Data entries
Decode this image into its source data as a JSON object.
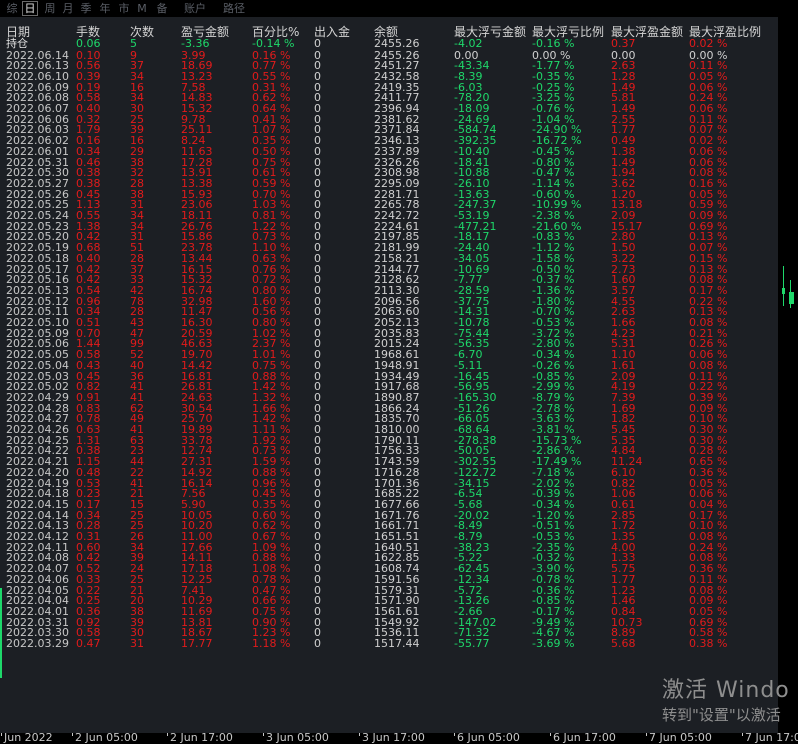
{
  "tabs": [
    {
      "label": "综",
      "active": false
    },
    {
      "label": "日",
      "active": true
    },
    {
      "label": "周",
      "active": false
    },
    {
      "label": "月",
      "active": false
    },
    {
      "label": "季",
      "active": false
    },
    {
      "label": "年",
      "active": false
    },
    {
      "label": "市",
      "active": false
    },
    {
      "label": "M",
      "active": false
    },
    {
      "label": "备",
      "active": false
    },
    {
      "label": "账户",
      "active": false
    },
    {
      "label": "路径",
      "active": false
    }
  ],
  "table": {
    "headers": [
      "日期",
      "手数",
      "次数",
      "盈亏金额",
      "百分比%",
      "出入金",
      "余额",
      "最大浮亏金额",
      "最大浮亏比例",
      "最大浮盈金额",
      "最大浮盈比例"
    ],
    "holding": [
      "持仓",
      "0.06",
      "5",
      "-3.36",
      "-0.14 %",
      "0",
      "2455.26",
      "-4.02",
      "-0.16 %",
      "0.37",
      "0.02 %"
    ],
    "rows": [
      [
        "2022.06.14",
        "0.10",
        "9",
        "3.99",
        "0.16 %",
        "0",
        "2455.26",
        "0.00",
        "0.00 %",
        "0.00",
        "0.00 %"
      ],
      [
        "2022.06.13",
        "0.56",
        "37",
        "18.69",
        "0.77 %",
        "0",
        "2451.27",
        "-43.34",
        "-1.77 %",
        "2.63",
        "0.11 %"
      ],
      [
        "2022.06.10",
        "0.39",
        "34",
        "13.23",
        "0.55 %",
        "0",
        "2432.58",
        "-8.39",
        "-0.35 %",
        "1.28",
        "0.05 %"
      ],
      [
        "2022.06.09",
        "0.19",
        "16",
        "7.58",
        "0.31 %",
        "0",
        "2419.35",
        "-6.03",
        "-0.25 %",
        "1.49",
        "0.06 %"
      ],
      [
        "2022.06.08",
        "0.58",
        "34",
        "14.83",
        "0.62 %",
        "0",
        "2411.77",
        "-78.20",
        "-3.25 %",
        "5.81",
        "0.24 %"
      ],
      [
        "2022.06.07",
        "0.40",
        "30",
        "15.32",
        "0.64 %",
        "0",
        "2396.94",
        "-18.09",
        "-0.76 %",
        "1.49",
        "0.06 %"
      ],
      [
        "2022.06.06",
        "0.32",
        "25",
        "9.78",
        "0.41 %",
        "0",
        "2381.62",
        "-24.69",
        "-1.04 %",
        "2.55",
        "0.11 %"
      ],
      [
        "2022.06.03",
        "1.79",
        "39",
        "25.11",
        "1.07 %",
        "0",
        "2371.84",
        "-584.74",
        "-24.90 %",
        "1.77",
        "0.07 %"
      ],
      [
        "2022.06.02",
        "0.16",
        "16",
        "8.24",
        "0.35 %",
        "0",
        "2346.13",
        "-392.35",
        "-16.72 %",
        "0.49",
        "0.02 %"
      ],
      [
        "2022.06.01",
        "0.34",
        "29",
        "11.63",
        "0.50 %",
        "0",
        "2337.89",
        "-10.40",
        "-0.45 %",
        "1.38",
        "0.06 %"
      ],
      [
        "2022.05.31",
        "0.46",
        "38",
        "17.28",
        "0.75 %",
        "0",
        "2326.26",
        "-18.41",
        "-0.80 %",
        "1.49",
        "0.06 %"
      ],
      [
        "2022.05.30",
        "0.38",
        "32",
        "13.91",
        "0.61 %",
        "0",
        "2308.98",
        "-10.88",
        "-0.47 %",
        "1.94",
        "0.08 %"
      ],
      [
        "2022.05.27",
        "0.38",
        "28",
        "13.38",
        "0.59 %",
        "0",
        "2295.09",
        "-26.10",
        "-1.14 %",
        "3.62",
        "0.16 %"
      ],
      [
        "2022.05.26",
        "0.45",
        "38",
        "15.93",
        "0.70 %",
        "0",
        "2281.71",
        "-13.63",
        "-0.60 %",
        "1.20",
        "0.05 %"
      ],
      [
        "2022.05.25",
        "1.13",
        "31",
        "23.06",
        "1.03 %",
        "0",
        "2265.78",
        "-247.37",
        "-10.99 %",
        "13.18",
        "0.59 %"
      ],
      [
        "2022.05.24",
        "0.55",
        "34",
        "18.11",
        "0.81 %",
        "0",
        "2242.72",
        "-53.19",
        "-2.38 %",
        "2.09",
        "0.09 %"
      ],
      [
        "2022.05.23",
        "1.38",
        "34",
        "26.76",
        "1.22 %",
        "0",
        "2224.61",
        "-477.21",
        "-21.60 %",
        "15.17",
        "0.69 %"
      ],
      [
        "2022.05.20",
        "0.42",
        "31",
        "15.86",
        "0.73 %",
        "0",
        "2197.85",
        "-18.17",
        "-0.83 %",
        "2.80",
        "0.13 %"
      ],
      [
        "2022.05.19",
        "0.68",
        "51",
        "23.78",
        "1.10 %",
        "0",
        "2181.99",
        "-24.40",
        "-1.12 %",
        "1.50",
        "0.07 %"
      ],
      [
        "2022.05.18",
        "0.40",
        "28",
        "13.44",
        "0.63 %",
        "0",
        "2158.21",
        "-34.05",
        "-1.58 %",
        "3.22",
        "0.15 %"
      ],
      [
        "2022.05.17",
        "0.42",
        "37",
        "16.15",
        "0.76 %",
        "0",
        "2144.77",
        "-10.69",
        "-0.50 %",
        "2.73",
        "0.13 %"
      ],
      [
        "2022.05.16",
        "0.42",
        "33",
        "15.32",
        "0.72 %",
        "0",
        "2128.62",
        "-7.77",
        "-0.37 %",
        "1.60",
        "0.08 %"
      ],
      [
        "2022.05.13",
        "0.54",
        "42",
        "16.74",
        "0.80 %",
        "0",
        "2113.30",
        "-28.59",
        "-1.36 %",
        "3.57",
        "0.17 %"
      ],
      [
        "2022.05.12",
        "0.96",
        "78",
        "32.98",
        "1.60 %",
        "0",
        "2096.56",
        "-37.75",
        "-1.80 %",
        "4.55",
        "0.22 %"
      ],
      [
        "2022.05.11",
        "0.34",
        "28",
        "11.47",
        "0.56 %",
        "0",
        "2063.60",
        "-14.31",
        "-0.70 %",
        "2.63",
        "0.13 %"
      ],
      [
        "2022.05.10",
        "0.51",
        "43",
        "16.30",
        "0.80 %",
        "0",
        "2052.13",
        "-10.78",
        "-0.53 %",
        "1.66",
        "0.08 %"
      ],
      [
        "2022.05.09",
        "0.70",
        "47",
        "20.59",
        "1.02 %",
        "0",
        "2035.83",
        "-75.44",
        "-3.72 %",
        "4.23",
        "0.21 %"
      ],
      [
        "2022.05.06",
        "1.44",
        "99",
        "46.63",
        "2.37 %",
        "0",
        "2015.24",
        "-56.35",
        "-2.80 %",
        "5.31",
        "0.26 %"
      ],
      [
        "2022.05.05",
        "0.58",
        "52",
        "19.70",
        "1.01 %",
        "0",
        "1968.61",
        "-6.70",
        "-0.34 %",
        "1.10",
        "0.06 %"
      ],
      [
        "2022.05.04",
        "0.43",
        "40",
        "14.42",
        "0.75 %",
        "0",
        "1948.91",
        "-5.11",
        "-0.26 %",
        "1.61",
        "0.08 %"
      ],
      [
        "2022.05.03",
        "0.45",
        "36",
        "16.81",
        "0.88 %",
        "0",
        "1934.49",
        "-16.45",
        "-0.85 %",
        "2.09",
        "0.11 %"
      ],
      [
        "2022.05.02",
        "0.82",
        "41",
        "26.81",
        "1.42 %",
        "0",
        "1917.68",
        "-56.95",
        "-2.99 %",
        "4.19",
        "0.22 %"
      ],
      [
        "2022.04.29",
        "0.91",
        "41",
        "24.63",
        "1.32 %",
        "0",
        "1890.87",
        "-165.30",
        "-8.79 %",
        "7.39",
        "0.39 %"
      ],
      [
        "2022.04.28",
        "0.83",
        "62",
        "30.54",
        "1.66 %",
        "0",
        "1866.24",
        "-51.26",
        "-2.78 %",
        "1.69",
        "0.09 %"
      ],
      [
        "2022.04.27",
        "0.78",
        "49",
        "25.70",
        "1.42 %",
        "0",
        "1835.70",
        "-66.05",
        "-3.63 %",
        "1.82",
        "0.10 %"
      ],
      [
        "2022.04.26",
        "0.63",
        "41",
        "19.89",
        "1.11 %",
        "0",
        "1810.00",
        "-68.64",
        "-3.81 %",
        "5.45",
        "0.30 %"
      ],
      [
        "2022.04.25",
        "1.31",
        "63",
        "33.78",
        "1.92 %",
        "0",
        "1790.11",
        "-278.38",
        "-15.73 %",
        "5.35",
        "0.30 %"
      ],
      [
        "2022.04.22",
        "0.38",
        "23",
        "12.74",
        "0.73 %",
        "0",
        "1756.33",
        "-50.05",
        "-2.86 %",
        "4.84",
        "0.28 %"
      ],
      [
        "2022.04.21",
        "1.15",
        "44",
        "27.31",
        "1.59 %",
        "0",
        "1743.59",
        "-302.55",
        "-17.49 %",
        "11.24",
        "0.65 %"
      ],
      [
        "2022.04.20",
        "0.48",
        "22",
        "14.92",
        "0.88 %",
        "0",
        "1716.28",
        "-122.72",
        "-7.18 %",
        "6.10",
        "0.36 %"
      ],
      [
        "2022.04.19",
        "0.53",
        "41",
        "16.14",
        "0.96 %",
        "0",
        "1701.36",
        "-34.15",
        "-2.02 %",
        "0.82",
        "0.05 %"
      ],
      [
        "2022.04.18",
        "0.23",
        "21",
        "7.56",
        "0.45 %",
        "0",
        "1685.22",
        "-6.54",
        "-0.39 %",
        "1.06",
        "0.06 %"
      ],
      [
        "2022.04.15",
        "0.17",
        "15",
        "5.90",
        "0.35 %",
        "0",
        "1677.66",
        "-5.68",
        "-0.34 %",
        "0.61",
        "0.04 %"
      ],
      [
        "2022.04.14",
        "0.34",
        "25",
        "10.05",
        "0.60 %",
        "0",
        "1671.76",
        "-20.02",
        "-1.20 %",
        "2.85",
        "0.17 %"
      ],
      [
        "2022.04.13",
        "0.28",
        "25",
        "10.20",
        "0.62 %",
        "0",
        "1661.71",
        "-8.49",
        "-0.51 %",
        "1.72",
        "0.10 %"
      ],
      [
        "2022.04.12",
        "0.31",
        "26",
        "11.00",
        "0.67 %",
        "0",
        "1651.51",
        "-8.79",
        "-0.53 %",
        "1.35",
        "0.08 %"
      ],
      [
        "2022.04.11",
        "0.60",
        "34",
        "17.66",
        "1.09 %",
        "0",
        "1640.51",
        "-38.23",
        "-2.35 %",
        "4.00",
        "0.24 %"
      ],
      [
        "2022.04.08",
        "0.42",
        "39",
        "14.11",
        "0.88 %",
        "0",
        "1622.85",
        "-5.22",
        "-0.32 %",
        "1.33",
        "0.08 %"
      ],
      [
        "2022.04.07",
        "0.52",
        "24",
        "17.18",
        "1.08 %",
        "0",
        "1608.74",
        "-62.45",
        "-3.90 %",
        "5.75",
        "0.36 %"
      ],
      [
        "2022.04.06",
        "0.33",
        "25",
        "12.25",
        "0.78 %",
        "0",
        "1591.56",
        "-12.34",
        "-0.78 %",
        "1.77",
        "0.11 %"
      ],
      [
        "2022.04.05",
        "0.22",
        "21",
        "7.41",
        "0.47 %",
        "0",
        "1579.31",
        "-5.72",
        "-0.36 %",
        "1.23",
        "0.08 %"
      ],
      [
        "2022.04.04",
        "0.25",
        "20",
        "10.29",
        "0.66 %",
        "0",
        "1571.90",
        "-13.26",
        "-0.85 %",
        "1.46",
        "0.09 %"
      ],
      [
        "2022.04.01",
        "0.36",
        "38",
        "11.69",
        "0.75 %",
        "0",
        "1561.61",
        "-2.66",
        "-0.17 %",
        "0.84",
        "0.05 %"
      ],
      [
        "2022.03.31",
        "0.92",
        "39",
        "13.81",
        "0.90 %",
        "0",
        "1549.92",
        "-147.02",
        "-9.49 %",
        "10.73",
        "0.69 %"
      ],
      [
        "2022.03.30",
        "0.58",
        "30",
        "18.67",
        "1.23 %",
        "0",
        "1536.11",
        "-71.32",
        "-4.67 %",
        "8.89",
        "0.58 %"
      ],
      [
        "2022.03.29",
        "0.47",
        "31",
        "17.77",
        "1.18 %",
        "0",
        "1517.44",
        "-55.77",
        "-3.69 %",
        "5.68",
        "0.38 %"
      ]
    ]
  },
  "xaxis": [
    "Jun 2022",
    "2 Jun 05:00",
    "2 Jun 17:00",
    "3 Jun 05:00",
    "3 Jun 17:00",
    "6 Jun 05:00",
    "6 Jun 17:00",
    "7 Jun 05:00",
    "7 Jun 17:00"
  ],
  "watermark": {
    "line1": "激活 Windo",
    "line2": "转到\"设置\"以激活"
  },
  "colors": {
    "positive": "#1ed86a",
    "negative": "#e21b1b",
    "panel_bg": "#1c1f24",
    "text": "#c7c7c7"
  }
}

- [TASK PROMPT]:
Say, as a bare number, how many lines in the entries above include the string "label".

- [ANSWER TO THIS EXERCISE]:
11